++++ Input records

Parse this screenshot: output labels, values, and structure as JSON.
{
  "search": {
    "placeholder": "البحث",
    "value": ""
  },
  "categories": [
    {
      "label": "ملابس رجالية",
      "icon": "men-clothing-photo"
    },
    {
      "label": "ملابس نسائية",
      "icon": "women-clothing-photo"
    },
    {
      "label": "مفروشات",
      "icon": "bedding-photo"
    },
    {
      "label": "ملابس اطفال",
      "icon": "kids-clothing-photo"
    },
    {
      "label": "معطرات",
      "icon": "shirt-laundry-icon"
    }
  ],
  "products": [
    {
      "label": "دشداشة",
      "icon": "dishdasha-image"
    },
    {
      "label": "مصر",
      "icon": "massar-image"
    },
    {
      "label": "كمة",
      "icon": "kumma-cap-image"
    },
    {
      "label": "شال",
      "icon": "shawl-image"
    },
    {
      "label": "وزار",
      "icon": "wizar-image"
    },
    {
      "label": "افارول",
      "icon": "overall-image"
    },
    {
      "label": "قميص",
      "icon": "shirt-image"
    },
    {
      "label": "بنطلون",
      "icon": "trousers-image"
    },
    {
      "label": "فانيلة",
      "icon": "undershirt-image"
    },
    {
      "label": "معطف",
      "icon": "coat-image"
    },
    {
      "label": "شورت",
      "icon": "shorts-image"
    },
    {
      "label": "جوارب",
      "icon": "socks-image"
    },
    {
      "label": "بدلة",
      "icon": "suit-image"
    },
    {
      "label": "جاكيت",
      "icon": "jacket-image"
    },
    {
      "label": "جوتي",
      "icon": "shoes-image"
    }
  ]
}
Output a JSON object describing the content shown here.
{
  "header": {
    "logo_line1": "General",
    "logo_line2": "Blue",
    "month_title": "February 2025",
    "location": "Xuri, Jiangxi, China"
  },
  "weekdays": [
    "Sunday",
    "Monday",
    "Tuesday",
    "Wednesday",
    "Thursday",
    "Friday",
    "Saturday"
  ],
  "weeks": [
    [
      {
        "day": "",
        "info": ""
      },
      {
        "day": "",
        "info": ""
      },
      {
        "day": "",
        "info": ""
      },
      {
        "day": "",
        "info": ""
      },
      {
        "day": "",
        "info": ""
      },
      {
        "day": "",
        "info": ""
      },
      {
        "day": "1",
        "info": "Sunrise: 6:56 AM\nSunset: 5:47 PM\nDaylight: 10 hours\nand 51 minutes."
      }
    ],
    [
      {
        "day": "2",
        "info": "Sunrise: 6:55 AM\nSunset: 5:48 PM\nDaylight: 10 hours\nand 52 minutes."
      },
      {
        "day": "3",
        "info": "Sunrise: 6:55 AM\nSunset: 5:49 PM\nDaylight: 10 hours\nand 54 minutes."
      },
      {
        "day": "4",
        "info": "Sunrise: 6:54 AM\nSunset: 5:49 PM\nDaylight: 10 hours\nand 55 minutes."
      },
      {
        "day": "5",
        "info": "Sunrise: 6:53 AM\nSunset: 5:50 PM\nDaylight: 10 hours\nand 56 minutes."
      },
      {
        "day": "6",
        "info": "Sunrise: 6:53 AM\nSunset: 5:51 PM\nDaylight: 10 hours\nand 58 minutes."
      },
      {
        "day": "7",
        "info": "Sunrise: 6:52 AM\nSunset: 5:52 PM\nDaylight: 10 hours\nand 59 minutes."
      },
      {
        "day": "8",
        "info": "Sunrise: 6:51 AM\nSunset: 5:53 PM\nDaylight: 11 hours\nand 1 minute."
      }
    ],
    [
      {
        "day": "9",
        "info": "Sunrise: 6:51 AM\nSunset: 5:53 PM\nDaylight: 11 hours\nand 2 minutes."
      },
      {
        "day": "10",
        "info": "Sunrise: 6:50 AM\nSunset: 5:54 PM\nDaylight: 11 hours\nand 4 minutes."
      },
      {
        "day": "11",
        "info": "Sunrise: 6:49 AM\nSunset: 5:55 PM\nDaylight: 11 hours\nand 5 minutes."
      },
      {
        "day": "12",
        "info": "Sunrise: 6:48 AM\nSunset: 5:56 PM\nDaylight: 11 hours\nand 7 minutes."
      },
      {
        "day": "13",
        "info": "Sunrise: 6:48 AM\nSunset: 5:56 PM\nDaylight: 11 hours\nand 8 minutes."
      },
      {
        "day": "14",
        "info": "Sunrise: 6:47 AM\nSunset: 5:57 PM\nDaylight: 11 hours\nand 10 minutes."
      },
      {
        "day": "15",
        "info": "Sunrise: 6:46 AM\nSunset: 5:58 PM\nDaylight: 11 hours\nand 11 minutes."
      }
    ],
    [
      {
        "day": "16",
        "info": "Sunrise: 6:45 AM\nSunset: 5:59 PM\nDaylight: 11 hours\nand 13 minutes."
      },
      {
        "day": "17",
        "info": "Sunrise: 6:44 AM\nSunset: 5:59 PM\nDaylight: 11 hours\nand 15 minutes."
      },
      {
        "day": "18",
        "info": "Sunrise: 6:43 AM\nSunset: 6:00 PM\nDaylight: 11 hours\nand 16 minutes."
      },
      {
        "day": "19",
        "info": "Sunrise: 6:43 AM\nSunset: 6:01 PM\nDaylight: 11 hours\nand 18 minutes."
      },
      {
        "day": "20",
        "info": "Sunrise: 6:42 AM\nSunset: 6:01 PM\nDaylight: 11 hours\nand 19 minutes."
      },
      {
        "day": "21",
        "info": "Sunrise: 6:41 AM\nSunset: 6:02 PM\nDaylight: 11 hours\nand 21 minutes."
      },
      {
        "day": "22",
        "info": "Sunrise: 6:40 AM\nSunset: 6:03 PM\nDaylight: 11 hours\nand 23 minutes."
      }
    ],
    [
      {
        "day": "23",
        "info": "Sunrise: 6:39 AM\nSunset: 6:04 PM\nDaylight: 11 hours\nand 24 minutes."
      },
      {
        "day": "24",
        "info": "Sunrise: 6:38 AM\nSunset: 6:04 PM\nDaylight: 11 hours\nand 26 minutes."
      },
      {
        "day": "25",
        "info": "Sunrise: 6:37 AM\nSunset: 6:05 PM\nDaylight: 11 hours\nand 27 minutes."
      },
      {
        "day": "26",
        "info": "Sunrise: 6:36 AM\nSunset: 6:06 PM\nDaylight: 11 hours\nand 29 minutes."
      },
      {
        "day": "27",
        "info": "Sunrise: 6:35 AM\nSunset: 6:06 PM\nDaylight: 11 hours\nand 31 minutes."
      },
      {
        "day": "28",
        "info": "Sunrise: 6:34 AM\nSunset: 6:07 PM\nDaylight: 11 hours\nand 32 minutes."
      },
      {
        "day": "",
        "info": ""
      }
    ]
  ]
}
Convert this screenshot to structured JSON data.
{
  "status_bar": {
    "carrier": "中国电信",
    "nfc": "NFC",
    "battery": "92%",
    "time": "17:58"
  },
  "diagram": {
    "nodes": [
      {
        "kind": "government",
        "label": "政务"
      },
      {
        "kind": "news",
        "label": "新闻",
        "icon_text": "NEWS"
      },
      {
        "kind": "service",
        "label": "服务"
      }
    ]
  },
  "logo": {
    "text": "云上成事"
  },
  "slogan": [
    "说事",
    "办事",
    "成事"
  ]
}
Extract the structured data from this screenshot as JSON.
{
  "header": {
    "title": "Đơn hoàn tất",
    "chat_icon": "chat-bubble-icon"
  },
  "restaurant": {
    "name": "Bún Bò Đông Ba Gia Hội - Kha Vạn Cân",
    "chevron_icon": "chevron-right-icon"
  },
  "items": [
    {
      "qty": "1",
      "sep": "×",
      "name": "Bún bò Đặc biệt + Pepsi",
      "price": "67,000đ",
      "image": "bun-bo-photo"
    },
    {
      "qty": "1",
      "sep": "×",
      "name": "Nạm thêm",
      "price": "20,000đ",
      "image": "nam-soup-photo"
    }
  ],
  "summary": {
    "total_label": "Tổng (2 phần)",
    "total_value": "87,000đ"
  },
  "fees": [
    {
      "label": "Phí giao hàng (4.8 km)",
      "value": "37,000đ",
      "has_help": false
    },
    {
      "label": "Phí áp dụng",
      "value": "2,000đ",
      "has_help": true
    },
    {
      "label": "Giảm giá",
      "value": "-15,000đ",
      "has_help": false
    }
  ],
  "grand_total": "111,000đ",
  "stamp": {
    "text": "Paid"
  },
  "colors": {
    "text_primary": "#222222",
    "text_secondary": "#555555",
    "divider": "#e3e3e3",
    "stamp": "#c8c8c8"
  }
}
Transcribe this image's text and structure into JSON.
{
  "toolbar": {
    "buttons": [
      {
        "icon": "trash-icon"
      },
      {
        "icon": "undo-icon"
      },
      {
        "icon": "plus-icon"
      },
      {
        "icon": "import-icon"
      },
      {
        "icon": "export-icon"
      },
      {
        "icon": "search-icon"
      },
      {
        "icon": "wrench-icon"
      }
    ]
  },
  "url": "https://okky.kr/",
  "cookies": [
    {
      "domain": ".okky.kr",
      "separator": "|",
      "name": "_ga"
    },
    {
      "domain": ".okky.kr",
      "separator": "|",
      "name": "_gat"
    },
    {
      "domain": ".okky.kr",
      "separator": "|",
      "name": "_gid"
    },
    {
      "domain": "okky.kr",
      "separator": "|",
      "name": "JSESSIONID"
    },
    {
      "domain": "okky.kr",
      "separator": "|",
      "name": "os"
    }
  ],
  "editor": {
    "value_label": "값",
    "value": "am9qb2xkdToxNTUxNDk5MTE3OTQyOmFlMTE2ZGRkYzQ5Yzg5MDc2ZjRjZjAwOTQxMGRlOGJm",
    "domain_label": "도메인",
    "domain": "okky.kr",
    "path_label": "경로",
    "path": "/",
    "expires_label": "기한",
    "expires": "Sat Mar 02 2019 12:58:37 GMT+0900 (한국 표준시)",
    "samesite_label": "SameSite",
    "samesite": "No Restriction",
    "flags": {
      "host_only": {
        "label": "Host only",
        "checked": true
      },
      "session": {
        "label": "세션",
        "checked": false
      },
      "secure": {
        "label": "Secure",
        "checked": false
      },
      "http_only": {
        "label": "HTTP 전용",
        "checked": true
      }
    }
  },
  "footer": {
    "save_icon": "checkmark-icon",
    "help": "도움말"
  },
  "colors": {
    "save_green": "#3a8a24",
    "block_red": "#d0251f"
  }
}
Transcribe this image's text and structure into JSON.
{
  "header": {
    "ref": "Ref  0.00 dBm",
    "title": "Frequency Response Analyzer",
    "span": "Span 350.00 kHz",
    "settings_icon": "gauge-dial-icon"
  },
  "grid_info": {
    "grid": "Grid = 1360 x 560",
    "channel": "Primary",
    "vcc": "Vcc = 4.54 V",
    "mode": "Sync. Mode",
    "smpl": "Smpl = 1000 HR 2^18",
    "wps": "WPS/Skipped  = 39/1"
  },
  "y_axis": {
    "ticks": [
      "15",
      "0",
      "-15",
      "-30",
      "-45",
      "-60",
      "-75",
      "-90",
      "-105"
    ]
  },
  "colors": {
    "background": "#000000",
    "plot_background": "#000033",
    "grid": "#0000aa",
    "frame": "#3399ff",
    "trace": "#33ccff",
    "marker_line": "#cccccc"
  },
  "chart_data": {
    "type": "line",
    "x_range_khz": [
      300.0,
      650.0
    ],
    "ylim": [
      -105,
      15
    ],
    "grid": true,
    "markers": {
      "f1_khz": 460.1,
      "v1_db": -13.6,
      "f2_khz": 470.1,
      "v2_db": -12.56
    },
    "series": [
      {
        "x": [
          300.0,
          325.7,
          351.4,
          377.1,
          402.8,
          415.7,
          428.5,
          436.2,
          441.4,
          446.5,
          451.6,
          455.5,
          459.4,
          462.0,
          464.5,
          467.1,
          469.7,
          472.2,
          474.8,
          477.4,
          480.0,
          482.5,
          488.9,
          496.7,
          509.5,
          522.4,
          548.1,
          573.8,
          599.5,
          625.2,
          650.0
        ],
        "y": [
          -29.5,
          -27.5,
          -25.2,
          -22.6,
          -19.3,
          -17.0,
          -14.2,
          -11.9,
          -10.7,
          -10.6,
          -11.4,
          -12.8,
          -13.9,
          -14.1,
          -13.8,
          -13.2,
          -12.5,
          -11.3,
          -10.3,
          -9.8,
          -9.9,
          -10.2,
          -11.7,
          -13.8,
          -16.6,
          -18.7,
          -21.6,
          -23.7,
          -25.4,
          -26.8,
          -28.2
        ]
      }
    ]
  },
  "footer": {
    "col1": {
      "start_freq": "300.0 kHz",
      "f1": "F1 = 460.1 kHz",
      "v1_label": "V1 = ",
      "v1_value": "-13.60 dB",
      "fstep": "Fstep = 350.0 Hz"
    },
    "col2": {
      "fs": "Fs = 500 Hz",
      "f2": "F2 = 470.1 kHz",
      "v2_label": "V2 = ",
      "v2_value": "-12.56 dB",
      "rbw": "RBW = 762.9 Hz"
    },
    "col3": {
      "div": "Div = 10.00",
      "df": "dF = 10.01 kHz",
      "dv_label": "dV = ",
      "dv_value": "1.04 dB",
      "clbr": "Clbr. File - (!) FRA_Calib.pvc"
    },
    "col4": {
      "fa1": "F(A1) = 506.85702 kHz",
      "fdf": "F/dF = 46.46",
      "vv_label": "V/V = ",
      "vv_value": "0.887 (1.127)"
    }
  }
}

++++++++

Work to do
State how many lines of the listing above hold the word "JSON", with nothing but the number.

Response below
6